*WHAT IS ASKED*
Quote the data below in full, minus the images.

◆ ◆ ◆

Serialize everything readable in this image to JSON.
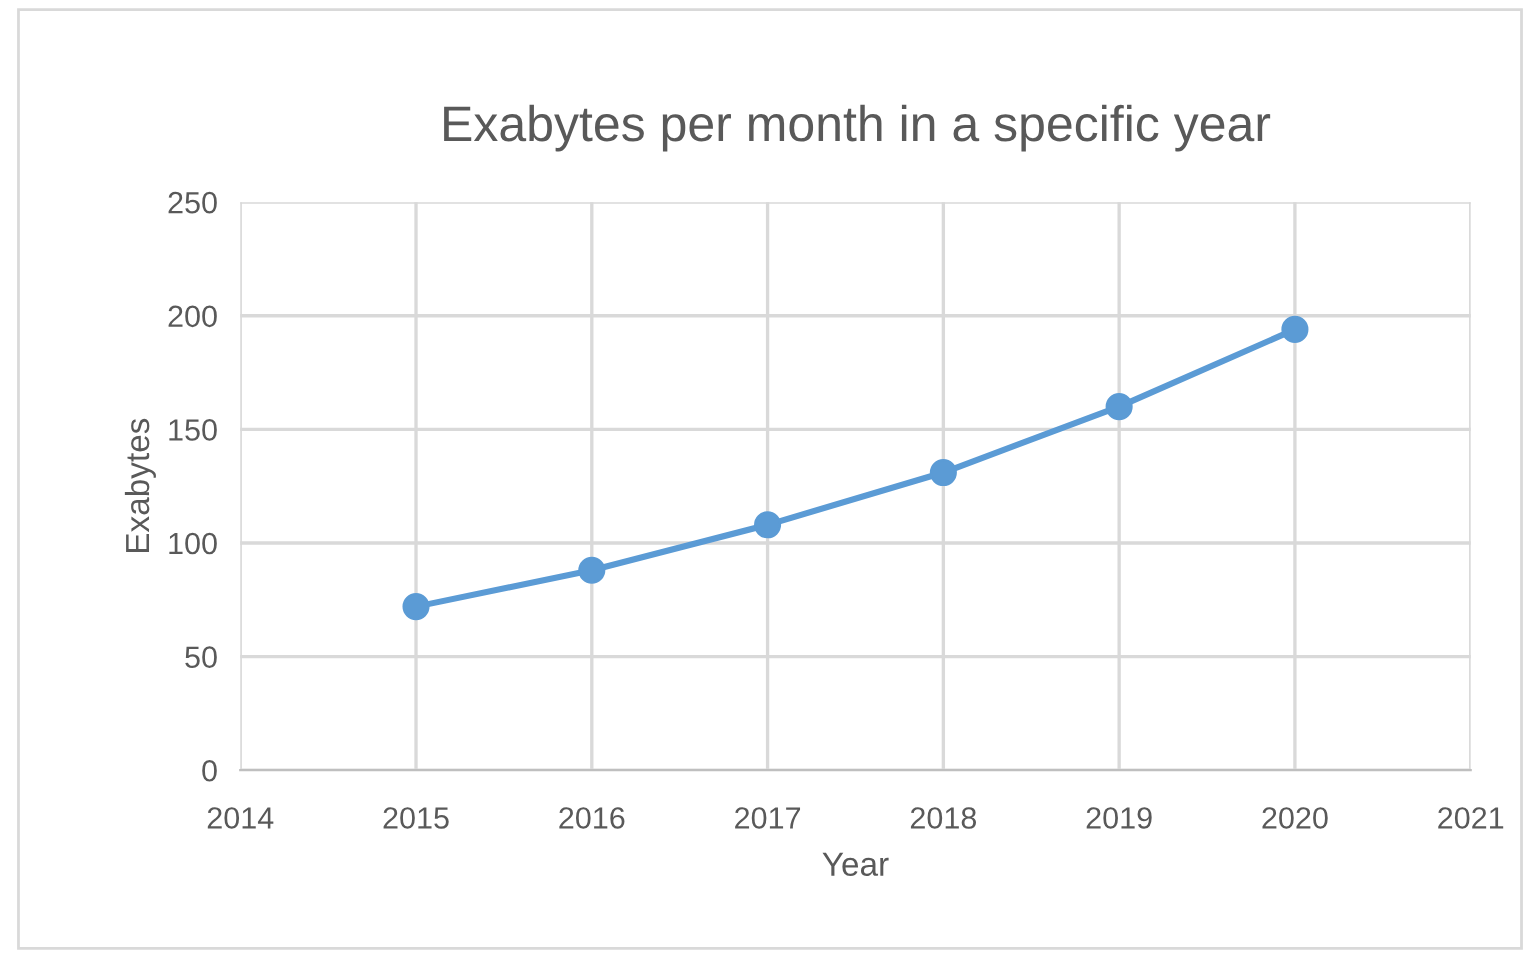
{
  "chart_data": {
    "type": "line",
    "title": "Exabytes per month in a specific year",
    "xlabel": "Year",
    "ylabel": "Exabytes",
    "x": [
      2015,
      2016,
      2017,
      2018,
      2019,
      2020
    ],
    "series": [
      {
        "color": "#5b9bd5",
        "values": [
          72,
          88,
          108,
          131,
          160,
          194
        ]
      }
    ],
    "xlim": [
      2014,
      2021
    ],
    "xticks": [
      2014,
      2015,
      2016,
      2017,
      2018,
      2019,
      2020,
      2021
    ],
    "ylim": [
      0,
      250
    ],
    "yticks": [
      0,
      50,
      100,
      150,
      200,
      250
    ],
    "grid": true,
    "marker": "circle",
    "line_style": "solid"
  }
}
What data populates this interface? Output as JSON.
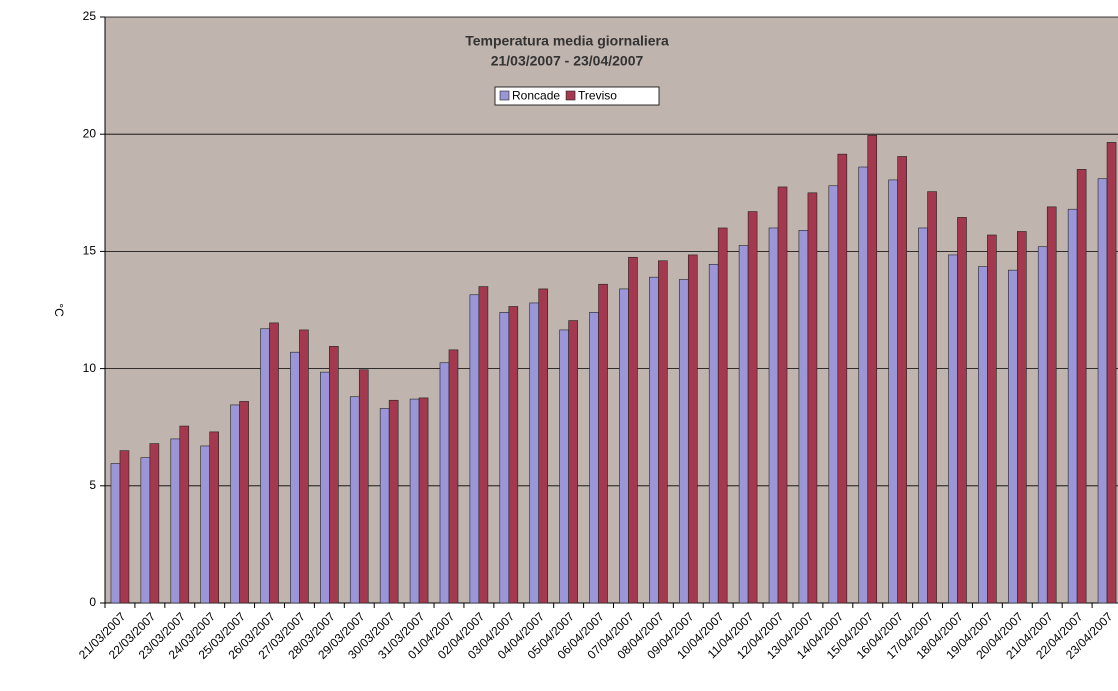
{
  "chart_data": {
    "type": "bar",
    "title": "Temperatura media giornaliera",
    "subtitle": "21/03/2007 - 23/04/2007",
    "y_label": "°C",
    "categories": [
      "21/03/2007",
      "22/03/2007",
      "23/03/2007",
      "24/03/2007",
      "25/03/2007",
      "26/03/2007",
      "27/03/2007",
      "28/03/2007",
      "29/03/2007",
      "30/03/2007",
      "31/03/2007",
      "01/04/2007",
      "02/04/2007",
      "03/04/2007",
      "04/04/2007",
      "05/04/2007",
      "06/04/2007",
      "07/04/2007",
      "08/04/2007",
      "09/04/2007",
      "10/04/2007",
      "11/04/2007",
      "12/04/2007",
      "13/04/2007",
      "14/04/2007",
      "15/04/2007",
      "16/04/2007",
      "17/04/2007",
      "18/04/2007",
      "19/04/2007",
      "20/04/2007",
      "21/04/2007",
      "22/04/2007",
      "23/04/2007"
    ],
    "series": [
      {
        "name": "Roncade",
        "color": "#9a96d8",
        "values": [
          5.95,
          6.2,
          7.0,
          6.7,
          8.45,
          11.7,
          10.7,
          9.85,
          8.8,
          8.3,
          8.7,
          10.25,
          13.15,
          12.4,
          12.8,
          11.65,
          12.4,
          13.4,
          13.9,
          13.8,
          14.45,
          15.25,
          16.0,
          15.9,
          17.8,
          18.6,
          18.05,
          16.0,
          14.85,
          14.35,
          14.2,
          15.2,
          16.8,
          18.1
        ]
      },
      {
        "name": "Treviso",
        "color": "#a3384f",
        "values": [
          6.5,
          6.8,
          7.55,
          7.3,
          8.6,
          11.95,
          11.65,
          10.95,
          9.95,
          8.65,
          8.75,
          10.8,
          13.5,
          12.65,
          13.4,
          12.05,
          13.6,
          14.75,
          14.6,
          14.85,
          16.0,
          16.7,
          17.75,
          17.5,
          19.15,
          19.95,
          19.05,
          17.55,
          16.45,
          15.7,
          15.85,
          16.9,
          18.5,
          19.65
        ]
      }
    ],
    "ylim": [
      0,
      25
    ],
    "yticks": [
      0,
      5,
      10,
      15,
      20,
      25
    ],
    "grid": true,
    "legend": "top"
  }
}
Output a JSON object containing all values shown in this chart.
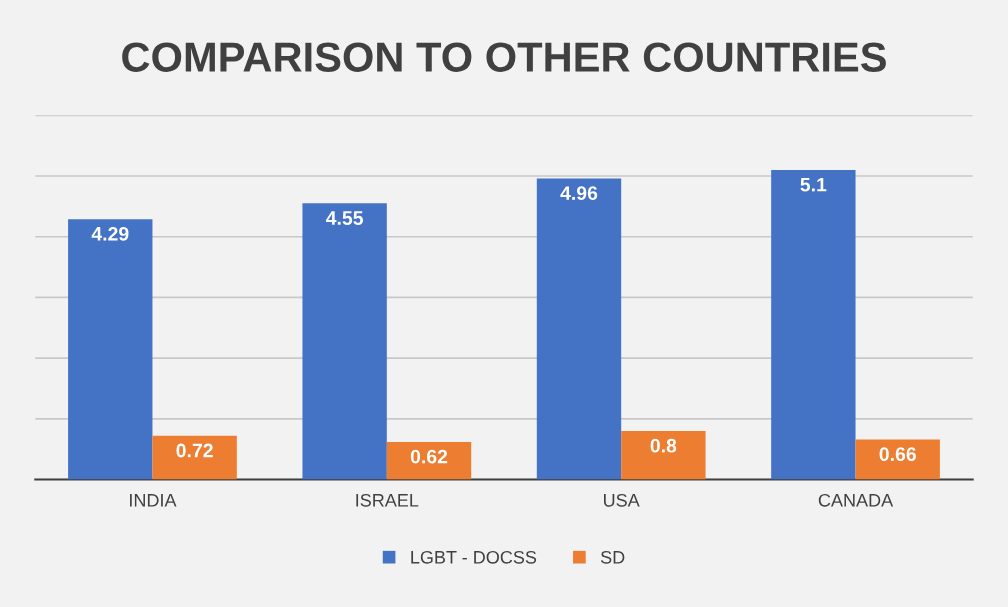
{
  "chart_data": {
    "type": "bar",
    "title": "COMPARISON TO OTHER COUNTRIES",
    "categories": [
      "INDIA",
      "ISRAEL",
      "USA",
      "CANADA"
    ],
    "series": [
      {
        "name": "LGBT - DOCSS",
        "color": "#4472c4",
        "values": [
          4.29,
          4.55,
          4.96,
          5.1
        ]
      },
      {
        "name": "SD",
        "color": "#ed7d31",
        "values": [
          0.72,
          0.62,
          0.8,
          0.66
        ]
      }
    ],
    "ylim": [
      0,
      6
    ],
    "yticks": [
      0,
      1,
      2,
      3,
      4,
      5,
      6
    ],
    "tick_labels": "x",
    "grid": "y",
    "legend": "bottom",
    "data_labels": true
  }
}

◆ ◆ ◆

*TASK ANSWER*
Serialize everything readable in this image to JSON.
{
  "chart_data": {
    "type": "line",
    "title": "Exabytes per month in a specific year",
    "xlabel": "Year",
    "ylabel": "Exabytes",
    "x": [
      2015,
      2016,
      2017,
      2018,
      2019,
      2020
    ],
    "series": [
      {
        "color": "#5b9bd5",
        "values": [
          72,
          88,
          108,
          131,
          160,
          194
        ]
      }
    ],
    "xlim": [
      2014,
      2021
    ],
    "xticks": [
      2014,
      2015,
      2016,
      2017,
      2018,
      2019,
      2020,
      2021
    ],
    "ylim": [
      0,
      250
    ],
    "yticks": [
      0,
      50,
      100,
      150,
      200,
      250
    ],
    "grid": true,
    "marker": "circle",
    "line_style": "solid"
  }
}
What data populates this interface? Output as JSON.
{
  "chart_data": {
    "type": "bar",
    "title": "Temperatura media giornaliera",
    "subtitle": "21/03/2007 - 23/04/2007",
    "y_label": "°C",
    "categories": [
      "21/03/2007",
      "22/03/2007",
      "23/03/2007",
      "24/03/2007",
      "25/03/2007",
      "26/03/2007",
      "27/03/2007",
      "28/03/2007",
      "29/03/2007",
      "30/03/2007",
      "31/03/2007",
      "01/04/2007",
      "02/04/2007",
      "03/04/2007",
      "04/04/2007",
      "05/04/2007",
      "06/04/2007",
      "07/04/2007",
      "08/04/2007",
      "09/04/2007",
      "10/04/2007",
      "11/04/2007",
      "12/04/2007",
      "13/04/2007",
      "14/04/2007",
      "15/04/2007",
      "16/04/2007",
      "17/04/2007",
      "18/04/2007",
      "19/04/2007",
      "20/04/2007",
      "21/04/2007",
      "22/04/2007",
      "23/04/2007"
    ],
    "series": [
      {
        "name": "Roncade",
        "color": "#9a96d8",
        "values": [
          5.95,
          6.2,
          7.0,
          6.7,
          8.45,
          11.7,
          10.7,
          9.85,
          8.8,
          8.3,
          8.7,
          10.25,
          13.15,
          12.4,
          12.8,
          11.65,
          12.4,
          13.4,
          13.9,
          13.8,
          14.45,
          15.25,
          16.0,
          15.9,
          17.8,
          18.6,
          18.05,
          16.0,
          14.85,
          14.35,
          14.2,
          15.2,
          16.8,
          18.1
        ]
      },
      {
        "name": "Treviso",
        "color": "#a3384f",
        "values": [
          6.5,
          6.8,
          7.55,
          7.3,
          8.6,
          11.95,
          11.65,
          10.95,
          9.95,
          8.65,
          8.75,
          10.8,
          13.5,
          12.65,
          13.4,
          12.05,
          13.6,
          14.75,
          14.6,
          14.85,
          16.0,
          16.7,
          17.75,
          17.5,
          19.15,
          19.95,
          19.05,
          17.55,
          16.45,
          15.7,
          15.85,
          16.9,
          18.5,
          19.65
        ]
      }
    ],
    "ylim": [
      0,
      25
    ],
    "yticks": [
      0,
      5,
      10,
      15,
      20,
      25
    ],
    "grid": true,
    "legend": "top"
  }
}
Output a JSON object containing all values shown in this chart.
{
  "chart_data": {
    "type": "bar",
    "title": "COMPARISON TO OTHER COUNTRIES",
    "categories": [
      "INDIA",
      "ISRAEL",
      "USA",
      "CANADA"
    ],
    "series": [
      {
        "name": "LGBT - DOCSS",
        "color": "#4472c4",
        "values": [
          4.29,
          4.55,
          4.96,
          5.1
        ]
      },
      {
        "name": "SD",
        "color": "#ed7d31",
        "values": [
          0.72,
          0.62,
          0.8,
          0.66
        ]
      }
    ],
    "ylim": [
      0,
      6
    ],
    "yticks": [
      0,
      1,
      2,
      3,
      4,
      5,
      6
    ],
    "tick_labels": "x",
    "grid": "y",
    "legend": "bottom",
    "data_labels": true
  }
}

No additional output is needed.